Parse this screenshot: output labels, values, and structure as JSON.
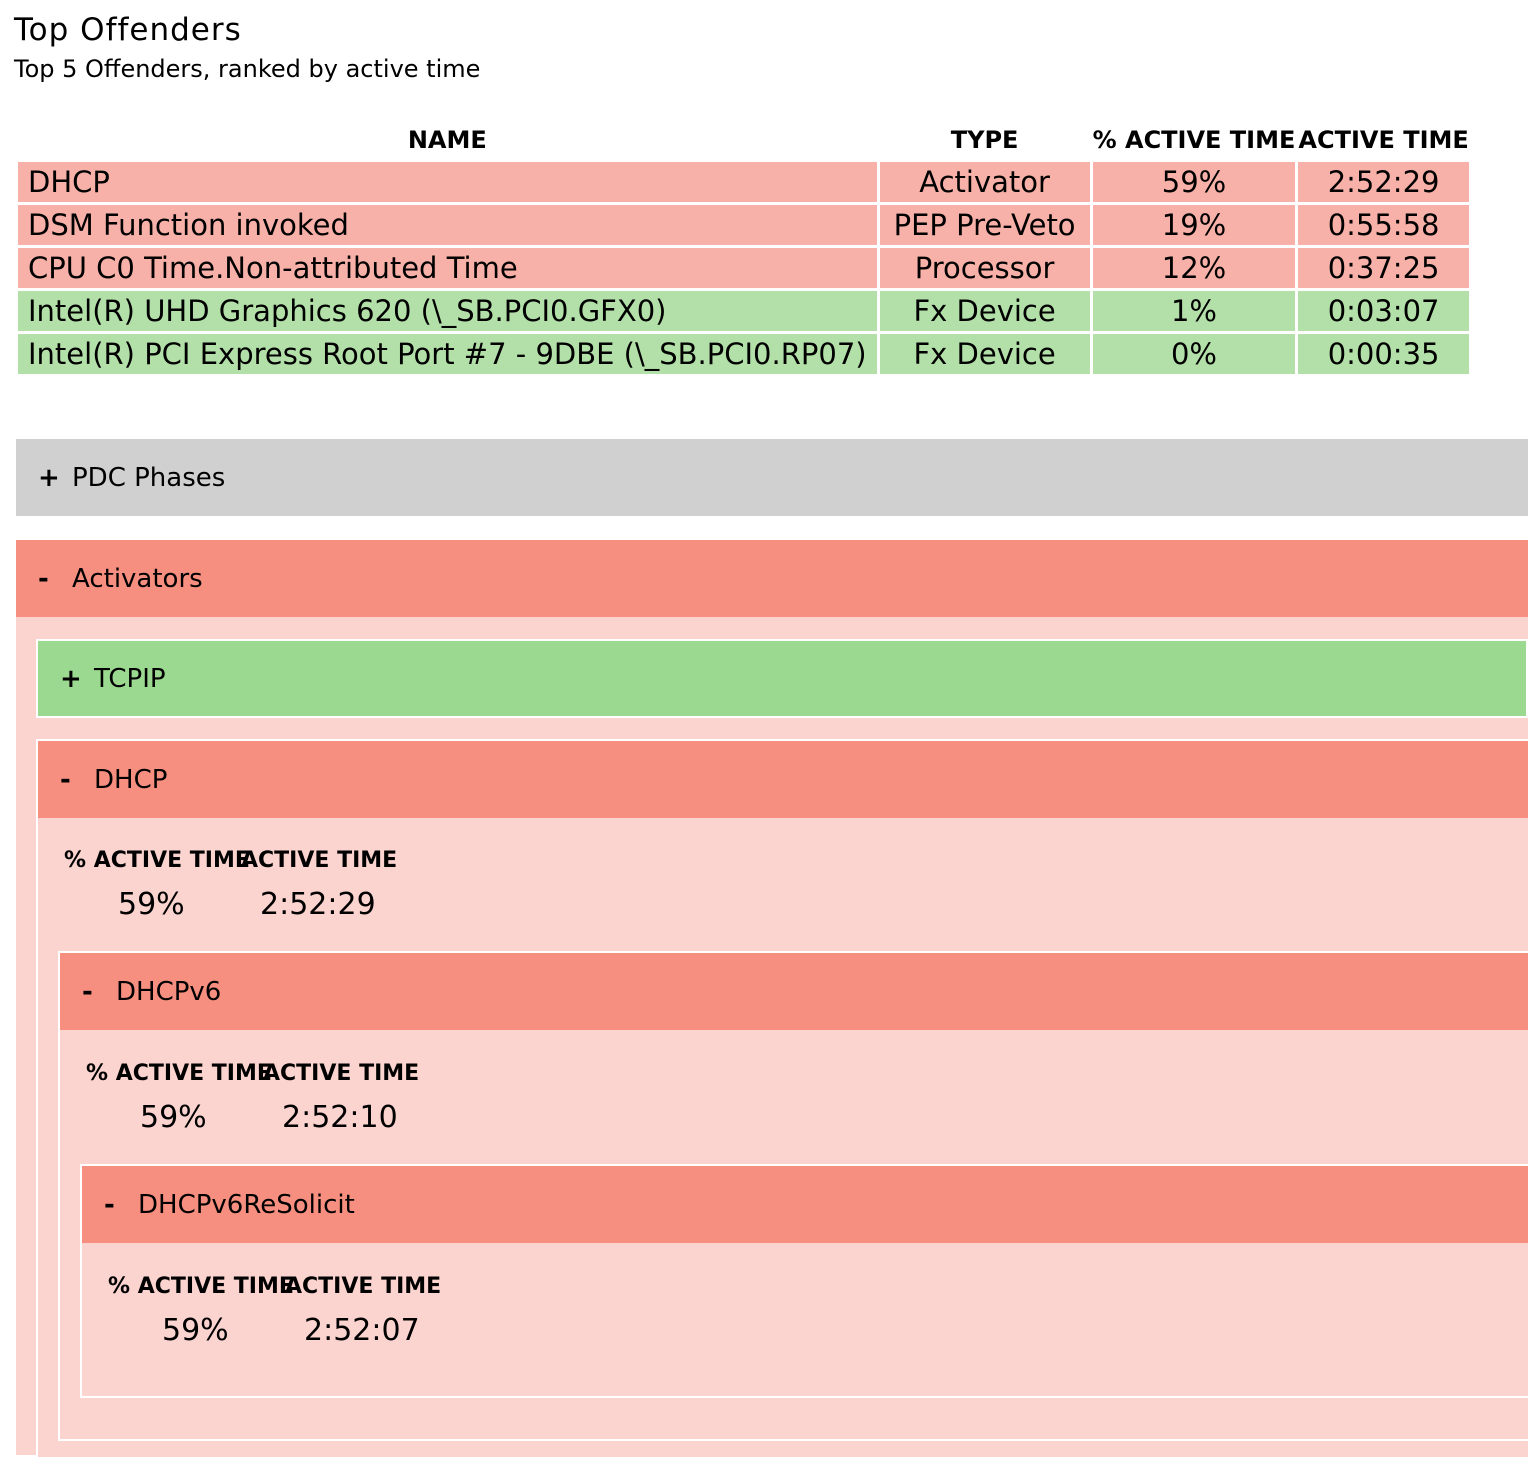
{
  "header": {
    "title": "Top Offenders",
    "subtitle": "Top 5 Offenders, ranked by active time"
  },
  "table": {
    "columns": [
      "NAME",
      "TYPE",
      "% ACTIVE TIME",
      "ACTIVE TIME"
    ],
    "rows": [
      {
        "name": "DHCP",
        "type": "Activator",
        "pct": "59%",
        "time": "2:52:29",
        "status": "red"
      },
      {
        "name": "DSM Function invoked",
        "type": "PEP Pre-Veto",
        "pct": "19%",
        "time": "0:55:58",
        "status": "red"
      },
      {
        "name": "CPU C0 Time.Non-attributed Time",
        "type": "Processor",
        "pct": "12%",
        "time": "0:37:25",
        "status": "red"
      },
      {
        "name": "Intel(R) UHD Graphics 620 (\\_SB.PCI0.GFX0)",
        "type": "Fx Device",
        "pct": "1%",
        "time": "0:03:07",
        "status": "green"
      },
      {
        "name": "Intel(R) PCI Express Root Port #7 - 9DBE (\\_SB.PCI0.RP07)",
        "type": "Fx Device",
        "pct": "0%",
        "time": "0:00:35",
        "status": "green"
      }
    ]
  },
  "colors": {
    "red_row": "#f7b1a8",
    "green_row": "#b2e0a8",
    "section_gray": "#d0d0d0",
    "section_salmon": "#f68f80",
    "section_green": "#9bd990",
    "panel_pink": "#fbd3cf"
  },
  "sections": {
    "pdc": {
      "toggle": "+",
      "label": "PDC Phases"
    },
    "activators": {
      "toggle": "-",
      "label": "Activators"
    },
    "tcpip": {
      "toggle": "+",
      "label": "TCPIP"
    },
    "dhcp": {
      "toggle": "-",
      "label": "DHCP",
      "stat_pct_header": "% ACTIVE TIME",
      "stat_time_header": "ACTIVE TIME",
      "pct": "59%",
      "time": "2:52:29"
    },
    "dhcpv6": {
      "toggle": "-",
      "label": "DHCPv6",
      "stat_pct_header": "% ACTIVE TIME",
      "stat_time_header": "ACTIVE TIME",
      "pct": "59%",
      "time": "2:52:10"
    },
    "dhcpv6resolicit": {
      "toggle": "-",
      "label": "DHCPv6ReSolicit",
      "stat_pct_header": "% ACTIVE TIME",
      "stat_time_header": "ACTIVE TIME",
      "pct": "59%",
      "time": "2:52:07"
    }
  }
}
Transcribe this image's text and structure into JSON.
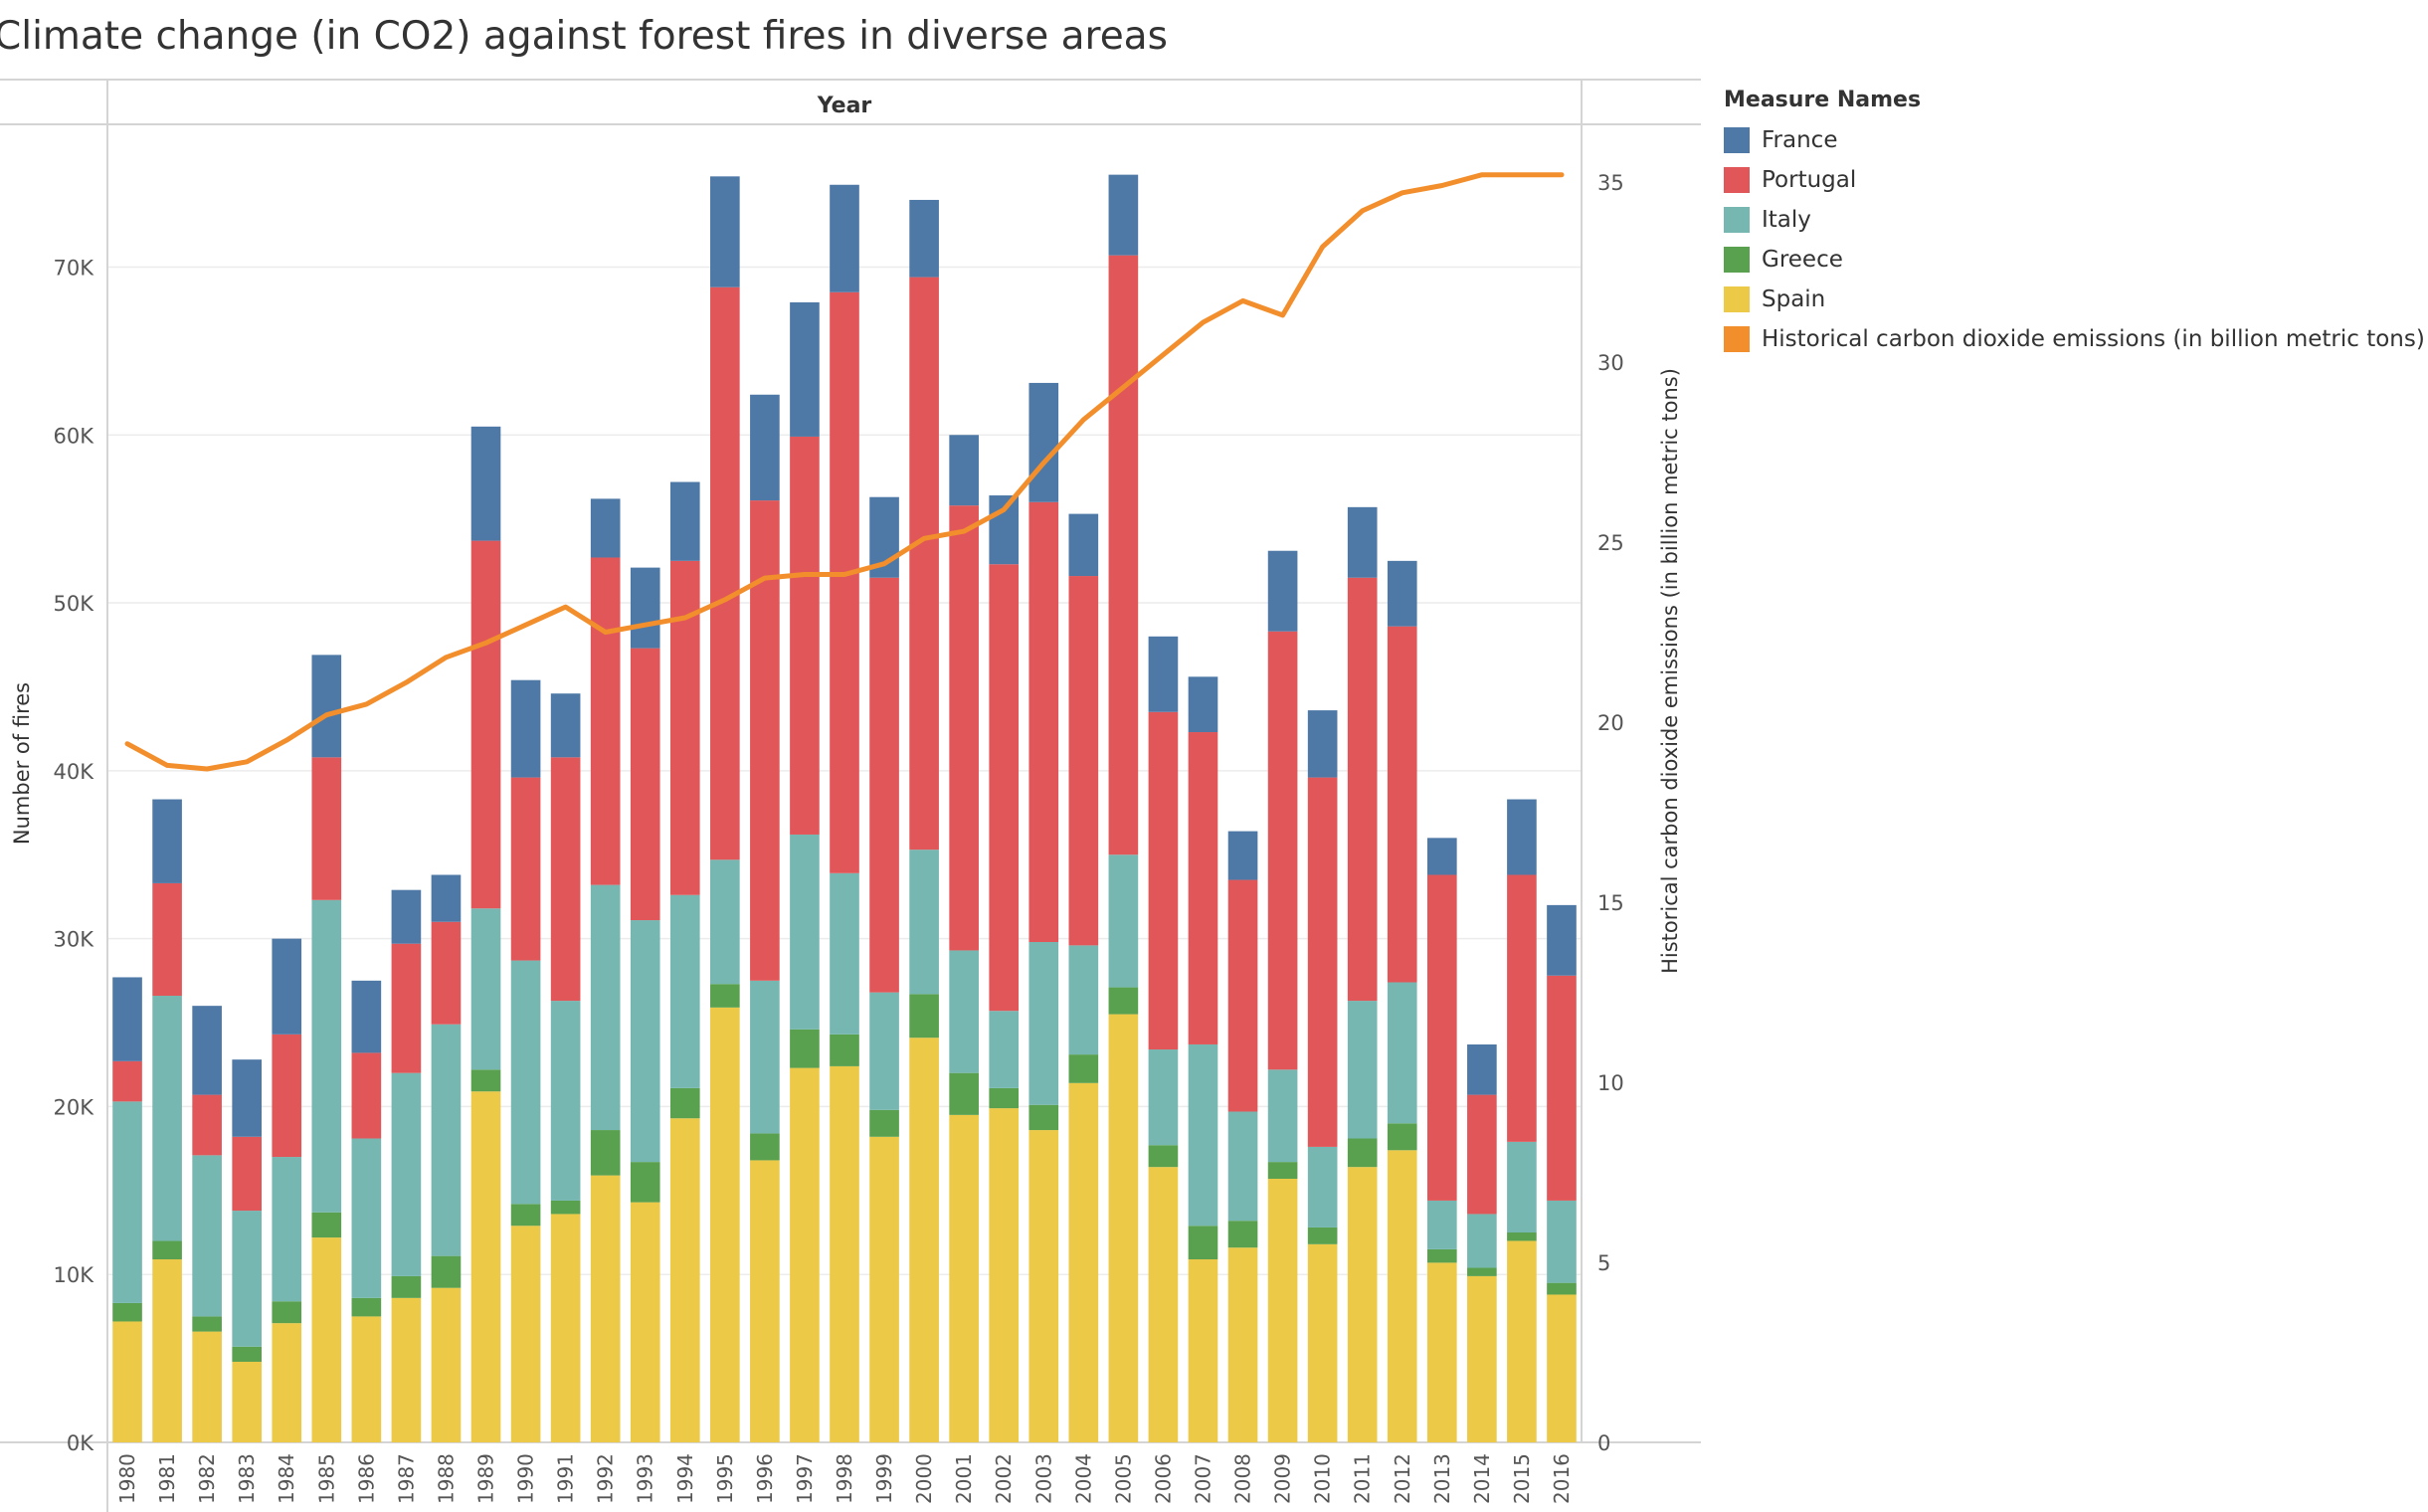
{
  "title": "Climate change (in CO2) against forest fires in diverse areas",
  "chart_data": {
    "type": "bar",
    "stacked": true,
    "title": "Climate change (in CO2) against forest fires in diverse areas",
    "header": "Year",
    "ylabel": "Number of fires",
    "y2label": "Historical carbon dioxide emissions  (in billion metric tons)",
    "ylim": [
      0,
      78500
    ],
    "y2lim": [
      0,
      36.6
    ],
    "yticks": [
      0,
      10000,
      20000,
      30000,
      40000,
      50000,
      60000,
      70000
    ],
    "ytick_labels": [
      "0K",
      "10K",
      "20K",
      "30K",
      "40K",
      "50K",
      "60K",
      "70K"
    ],
    "y2ticks": [
      0,
      5,
      10,
      15,
      20,
      25,
      30,
      35
    ],
    "y2tick_labels": [
      "0",
      "5",
      "10",
      "15",
      "20",
      "25",
      "30",
      "35"
    ],
    "grid": true,
    "legend_title": "Measure Names",
    "legend_position": "right",
    "categories": [
      "1980",
      "1981",
      "1982",
      "1983",
      "1984",
      "1985",
      "1986",
      "1987",
      "1988",
      "1989",
      "1990",
      "1991",
      "1992",
      "1993",
      "1994",
      "1995",
      "1996",
      "1997",
      "1998",
      "1999",
      "2000",
      "2001",
      "2002",
      "2003",
      "2004",
      "2005",
      "2006",
      "2007",
      "2008",
      "2009",
      "2010",
      "2011",
      "2012",
      "2013",
      "2014",
      "2015",
      "2016"
    ],
    "series": [
      {
        "name": "Spain",
        "color": "#EDC948",
        "values": [
          7200,
          10900,
          6600,
          4800,
          7100,
          12200,
          7500,
          8600,
          9200,
          20900,
          12900,
          13600,
          15900,
          14300,
          19300,
          25900,
          16800,
          22300,
          22400,
          18200,
          24100,
          19500,
          19900,
          18600,
          21400,
          25500,
          16400,
          10900,
          11600,
          15700,
          11800,
          16400,
          17400,
          10700,
          9900,
          12000,
          8800
        ]
      },
      {
        "name": "Greece",
        "color": "#59A14F",
        "values": [
          1100,
          1100,
          900,
          900,
          1300,
          1500,
          1100,
          1300,
          1900,
          1300,
          1300,
          800,
          2700,
          2400,
          1800,
          1400,
          1600,
          2300,
          1900,
          1600,
          2600,
          2500,
          1200,
          1500,
          1700,
          1600,
          1300,
          2000,
          1600,
          1000,
          1000,
          1700,
          1600,
          800,
          500,
          500,
          700
        ]
      },
      {
        "name": "Italy",
        "color": "#76B7B2",
        "values": [
          12000,
          14600,
          9600,
          8100,
          8600,
          18600,
          9500,
          12100,
          13800,
          9600,
          14500,
          11900,
          14600,
          14400,
          11500,
          7400,
          9100,
          11600,
          9600,
          7000,
          8600,
          7300,
          4600,
          9700,
          6500,
          7900,
          5700,
          10800,
          6500,
          5500,
          4800,
          8200,
          8400,
          2900,
          3200,
          5400,
          4900
        ]
      },
      {
        "name": "Portugal",
        "color": "#E15759",
        "values": [
          2400,
          6700,
          3600,
          4400,
          7300,
          8500,
          5100,
          7700,
          6100,
          21900,
          10900,
          14500,
          19500,
          16200,
          19900,
          34100,
          28600,
          23700,
          34600,
          24700,
          34100,
          26500,
          26600,
          26200,
          22000,
          35700,
          20100,
          18600,
          13800,
          26100,
          22000,
          25200,
          21200,
          19400,
          7100,
          15900,
          13400
        ]
      },
      {
        "name": "France",
        "color": "#4E79A7",
        "values": [
          5000,
          5000,
          5300,
          4600,
          5700,
          6100,
          4300,
          3200,
          2800,
          6800,
          5800,
          3800,
          3500,
          4800,
          4700,
          6600,
          6300,
          8000,
          6400,
          4800,
          4600,
          4200,
          4100,
          7100,
          3700,
          4800,
          4500,
          3300,
          2900,
          4800,
          4000,
          4200,
          3900,
          2200,
          3000,
          4500,
          4200
        ]
      }
    ],
    "line": {
      "name": "Historical carbon dioxide emissions  (in billion metric tons)",
      "color": "#F28E2B",
      "values": [
        19.4,
        18.8,
        18.7,
        18.9,
        19.5,
        20.2,
        20.5,
        21.1,
        21.8,
        22.2,
        22.7,
        23.2,
        22.5,
        22.7,
        22.9,
        23.4,
        24.0,
        24.1,
        24.1,
        24.4,
        25.1,
        25.3,
        25.9,
        27.2,
        28.4,
        29.3,
        30.2,
        31.1,
        31.7,
        31.3,
        33.2,
        34.2,
        34.7,
        34.9,
        35.2,
        35.2,
        35.2
      ]
    }
  },
  "legend": {
    "title": "Measure Names",
    "items": [
      {
        "label": "France",
        "color": "#4E79A7"
      },
      {
        "label": "Portugal",
        "color": "#E15759"
      },
      {
        "label": "Italy",
        "color": "#76B7B2"
      },
      {
        "label": "Greece",
        "color": "#59A14F"
      },
      {
        "label": "Spain",
        "color": "#EDC948"
      },
      {
        "label": "Historical carbon dioxide emissions  (in billion metric tons)",
        "color": "#F28E2B"
      }
    ]
  }
}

● Task directions: Locate the lines above that hold the word "structure". Show every one of them.

● The reply:
Parse this screenshot: output labels, values, and structure as JSON.
Transcribe this image's text and structure into JSON.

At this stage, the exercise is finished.